Exercise requirements
Each line below should be quoted exactly, please.

[Items from a data source]
####################

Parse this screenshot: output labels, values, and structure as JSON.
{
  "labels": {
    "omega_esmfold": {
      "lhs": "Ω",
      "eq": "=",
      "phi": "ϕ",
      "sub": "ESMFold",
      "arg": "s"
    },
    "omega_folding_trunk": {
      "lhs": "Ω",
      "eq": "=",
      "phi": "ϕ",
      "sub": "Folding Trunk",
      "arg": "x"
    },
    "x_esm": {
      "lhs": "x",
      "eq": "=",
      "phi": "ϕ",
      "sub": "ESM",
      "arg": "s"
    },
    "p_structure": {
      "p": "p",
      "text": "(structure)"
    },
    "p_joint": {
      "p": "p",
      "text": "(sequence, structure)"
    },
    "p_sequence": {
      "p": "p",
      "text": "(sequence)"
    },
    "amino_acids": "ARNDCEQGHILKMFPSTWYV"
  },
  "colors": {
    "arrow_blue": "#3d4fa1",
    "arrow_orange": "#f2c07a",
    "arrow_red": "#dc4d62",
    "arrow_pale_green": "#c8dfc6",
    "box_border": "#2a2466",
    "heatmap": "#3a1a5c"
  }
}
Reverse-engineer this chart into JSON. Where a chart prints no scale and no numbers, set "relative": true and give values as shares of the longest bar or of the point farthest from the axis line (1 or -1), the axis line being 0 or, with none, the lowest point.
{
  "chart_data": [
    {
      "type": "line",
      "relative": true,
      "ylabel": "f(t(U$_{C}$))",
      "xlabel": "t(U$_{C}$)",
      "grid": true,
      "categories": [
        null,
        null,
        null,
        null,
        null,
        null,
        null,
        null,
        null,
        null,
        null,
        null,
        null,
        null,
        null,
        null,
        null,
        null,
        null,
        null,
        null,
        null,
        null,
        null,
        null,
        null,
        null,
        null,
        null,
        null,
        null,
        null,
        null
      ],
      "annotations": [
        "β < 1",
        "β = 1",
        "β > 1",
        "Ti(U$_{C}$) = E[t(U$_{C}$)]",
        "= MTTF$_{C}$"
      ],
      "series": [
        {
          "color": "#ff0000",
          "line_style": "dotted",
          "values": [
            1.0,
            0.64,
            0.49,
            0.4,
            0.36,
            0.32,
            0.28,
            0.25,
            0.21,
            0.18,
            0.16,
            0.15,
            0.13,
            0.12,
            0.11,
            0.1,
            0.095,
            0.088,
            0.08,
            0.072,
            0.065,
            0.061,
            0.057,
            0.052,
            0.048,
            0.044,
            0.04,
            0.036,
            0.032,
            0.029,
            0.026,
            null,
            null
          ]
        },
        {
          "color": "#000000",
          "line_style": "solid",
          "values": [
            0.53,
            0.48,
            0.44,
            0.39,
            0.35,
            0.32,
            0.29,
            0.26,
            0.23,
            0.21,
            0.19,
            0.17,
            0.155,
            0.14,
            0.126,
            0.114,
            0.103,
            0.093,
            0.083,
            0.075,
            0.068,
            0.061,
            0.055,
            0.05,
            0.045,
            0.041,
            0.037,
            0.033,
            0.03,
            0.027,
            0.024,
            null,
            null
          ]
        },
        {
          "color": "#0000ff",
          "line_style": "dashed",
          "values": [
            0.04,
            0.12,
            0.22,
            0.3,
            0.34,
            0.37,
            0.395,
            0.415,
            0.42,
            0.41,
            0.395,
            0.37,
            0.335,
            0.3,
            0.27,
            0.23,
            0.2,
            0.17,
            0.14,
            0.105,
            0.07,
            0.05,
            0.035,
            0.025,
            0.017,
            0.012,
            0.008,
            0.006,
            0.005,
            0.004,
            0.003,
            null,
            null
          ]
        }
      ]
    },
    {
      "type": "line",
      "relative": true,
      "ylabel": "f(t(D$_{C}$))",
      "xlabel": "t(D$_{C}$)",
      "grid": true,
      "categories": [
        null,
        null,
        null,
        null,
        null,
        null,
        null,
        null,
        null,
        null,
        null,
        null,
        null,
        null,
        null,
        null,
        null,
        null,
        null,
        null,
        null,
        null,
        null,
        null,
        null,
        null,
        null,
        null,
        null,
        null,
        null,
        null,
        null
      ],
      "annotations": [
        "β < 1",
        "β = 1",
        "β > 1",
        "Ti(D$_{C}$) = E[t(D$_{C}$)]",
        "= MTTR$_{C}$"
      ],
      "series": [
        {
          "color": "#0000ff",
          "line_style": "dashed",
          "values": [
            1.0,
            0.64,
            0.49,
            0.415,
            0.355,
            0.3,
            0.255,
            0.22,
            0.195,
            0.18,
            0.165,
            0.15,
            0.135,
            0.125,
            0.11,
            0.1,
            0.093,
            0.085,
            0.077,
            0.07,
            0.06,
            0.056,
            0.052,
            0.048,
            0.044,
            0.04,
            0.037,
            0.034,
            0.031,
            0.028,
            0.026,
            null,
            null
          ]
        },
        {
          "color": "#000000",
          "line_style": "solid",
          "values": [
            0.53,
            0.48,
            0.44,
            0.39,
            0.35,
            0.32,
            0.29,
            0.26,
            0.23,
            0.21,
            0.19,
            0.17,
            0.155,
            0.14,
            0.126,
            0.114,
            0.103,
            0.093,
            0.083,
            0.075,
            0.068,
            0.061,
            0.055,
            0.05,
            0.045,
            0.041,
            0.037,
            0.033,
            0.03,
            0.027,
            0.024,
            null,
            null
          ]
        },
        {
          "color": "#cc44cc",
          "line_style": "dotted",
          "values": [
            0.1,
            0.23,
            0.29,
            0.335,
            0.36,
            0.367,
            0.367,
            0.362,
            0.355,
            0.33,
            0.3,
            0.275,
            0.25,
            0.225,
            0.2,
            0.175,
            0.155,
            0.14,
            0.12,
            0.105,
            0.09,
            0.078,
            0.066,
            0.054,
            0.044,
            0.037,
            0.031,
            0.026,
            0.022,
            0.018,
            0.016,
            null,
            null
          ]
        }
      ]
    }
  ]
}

####################

Solution to this task
Parse this screenshot: output labels, values, and structure as JSON.
{
  "labels": {
    "omega_esmfold": {
      "lhs": "Ω",
      "eq": "=",
      "phi": "ϕ",
      "sub": "ESMFold",
      "arg": "s"
    },
    "omega_folding_trunk": {
      "lhs": "Ω",
      "eq": "=",
      "phi": "ϕ",
      "sub": "Folding Trunk",
      "arg": "x"
    },
    "x_esm": {
      "lhs": "x",
      "eq": "=",
      "phi": "ϕ",
      "sub": "ESM",
      "arg": "s"
    },
    "p_structure": {
      "p": "p",
      "text": "(structure)"
    },
    "p_joint": {
      "p": "p",
      "text": "(sequence, structure)"
    },
    "p_sequence": {
      "p": "p",
      "text": "(sequence)"
    },
    "amino_acids": "ARNDCEQGHILKMFPSTWYV"
  },
  "colors": {
    "arrow_blue": "#3d4fa1",
    "arrow_orange": "#f2c07a",
    "arrow_red": "#dc4d62",
    "arrow_pale_green": "#c8dfc6",
    "box_border": "#2a2466",
    "heatmap": "#3a1a5c"
  }
}
Reverse-engineer this chart into JSON. Where a chart prints no scale and no numbers, set "relative": true and give values as shares of the longest bar or of the point farthest from the axis line (1 or -1), the axis line being 0 or, with none, the lowest point.
{
  "chart_data": [
    {
      "type": "line",
      "relative": true,
      "ylabel": "f(t(U$_{C}$))",
      "xlabel": "t(U$_{C}$)",
      "grid": true,
      "categories": [
        null,
        null,
        null,
        null,
        null,
        null,
        null,
        null,
        null,
        null,
        null,
        null,
        null,
        null,
        null,
        null,
        null,
        null,
        null,
        null,
        null,
        null,
        null,
        null,
        null,
        null,
        null,
        null,
        null,
        null,
        null,
        null,
        null
      ],
      "annotations": [
        "β < 1",
        "β = 1",
        "β > 1",
        "Ti(U$_{C}$) = E[t(U$_{C}$)]",
        "= MTTF$_{C}$"
      ],
      "series": [
        {
          "color": "#ff0000",
          "line_style": "dotted",
          "values": [
            1.0,
            0.64,
            0.49,
            0.4,
            0.36,
            0.32,
            0.28,
            0.25,
            0.21,
            0.18,
            0.16,
            0.15,
            0.13,
            0.12,
            0.11,
            0.1,
            0.095,
            0.088,
            0.08,
            0.072,
            0.065,
            0.061,
            0.057,
            0.052,
            0.048,
            0.044,
            0.04,
            0.036,
            0.032,
            0.029,
            0.026,
            null,
            null
          ]
        },
        {
          "color": "#000000",
          "line_style": "solid",
          "values": [
            0.53,
            0.48,
            0.44,
            0.39,
            0.35,
            0.32,
            0.29,
            0.26,
            0.23,
            0.21,
            0.19,
            0.17,
            0.155,
            0.14,
            0.126,
            0.114,
            0.103,
            0.093,
            0.083,
            0.075,
            0.068,
            0.061,
            0.055,
            0.05,
            0.045,
            0.041,
            0.037,
            0.033,
            0.03,
            0.027,
            0.024,
            null,
            null
          ]
        },
        {
          "color": "#0000ff",
          "line_style": "dashed",
          "values": [
            0.04,
            0.12,
            0.22,
            0.3,
            0.34,
            0.37,
            0.395,
            0.415,
            0.42,
            0.41,
            0.395,
            0.37,
            0.335,
            0.3,
            0.27,
            0.23,
            0.2,
            0.17,
            0.14,
            0.105,
            0.07,
            0.05,
            0.035,
            0.025,
            0.017,
            0.012,
            0.008,
            0.006,
            0.005,
            0.004,
            0.003,
            null,
            null
          ]
        }
      ]
    },
    {
      "type": "line",
      "relative": true,
      "ylabel": "f(t(D$_{C}$))",
      "xlabel": "t(D$_{C}$)",
      "grid": true,
      "categories": [
        null,
        null,
        null,
        null,
        null,
        null,
        null,
        null,
        null,
        null,
        null,
        null,
        null,
        null,
        null,
        null,
        null,
        null,
        null,
        null,
        null,
        null,
        null,
        null,
        null,
        null,
        null,
        null,
        null,
        null,
        null,
        null,
        null
      ],
      "annotations": [
        "β < 1",
        "β = 1",
        "β > 1",
        "Ti(D$_{C}$) = E[t(D$_{C}$)]",
        "= MTTR$_{C}$"
      ],
      "series": [
        {
          "color": "#0000ff",
          "line_style": "dashed",
          "values": [
            1.0,
            0.64,
            0.49,
            0.415,
            0.355,
            0.3,
            0.255,
            0.22,
            0.195,
            0.18,
            0.165,
            0.15,
            0.135,
            0.125,
            0.11,
            0.1,
            0.093,
            0.085,
            0.077,
            0.07,
            0.06,
            0.056,
            0.052,
            0.048,
            0.044,
            0.04,
            0.037,
            0.034,
            0.031,
            0.028,
            0.026,
            null,
            null
          ]
        },
        {
          "color": "#000000",
          "line_style": "solid",
          "values": [
            0.53,
            0.48,
            0.44,
            0.39,
            0.35,
            0.32,
            0.29,
            0.26,
            0.23,
            0.21,
            0.19,
            0.17,
            0.155,
            0.14,
            0.126,
            0.114,
            0.103,
            0.093,
            0.083,
            0.075,
            0.068,
            0.061,
            0.055,
            0.05,
            0.045,
            0.041,
            0.037,
            0.033,
            0.03,
            0.027,
            0.024,
            null,
            null
          ]
        },
        {
          "color": "#cc44cc",
          "line_style": "dotted",
          "values": [
            0.1,
            0.23,
            0.29,
            0.335,
            0.36,
            0.367,
            0.367,
            0.362,
            0.355,
            0.33,
            0.3,
            0.275,
            0.25,
            0.225,
            0.2,
            0.175,
            0.155,
            0.14,
            0.12,
            0.105,
            0.09,
            0.078,
            0.066,
            0.054,
            0.044,
            0.037,
            0.031,
            0.026,
            0.022,
            0.018,
            0.016,
            null,
            null
          ]
        }
      ]
    }
  ]
}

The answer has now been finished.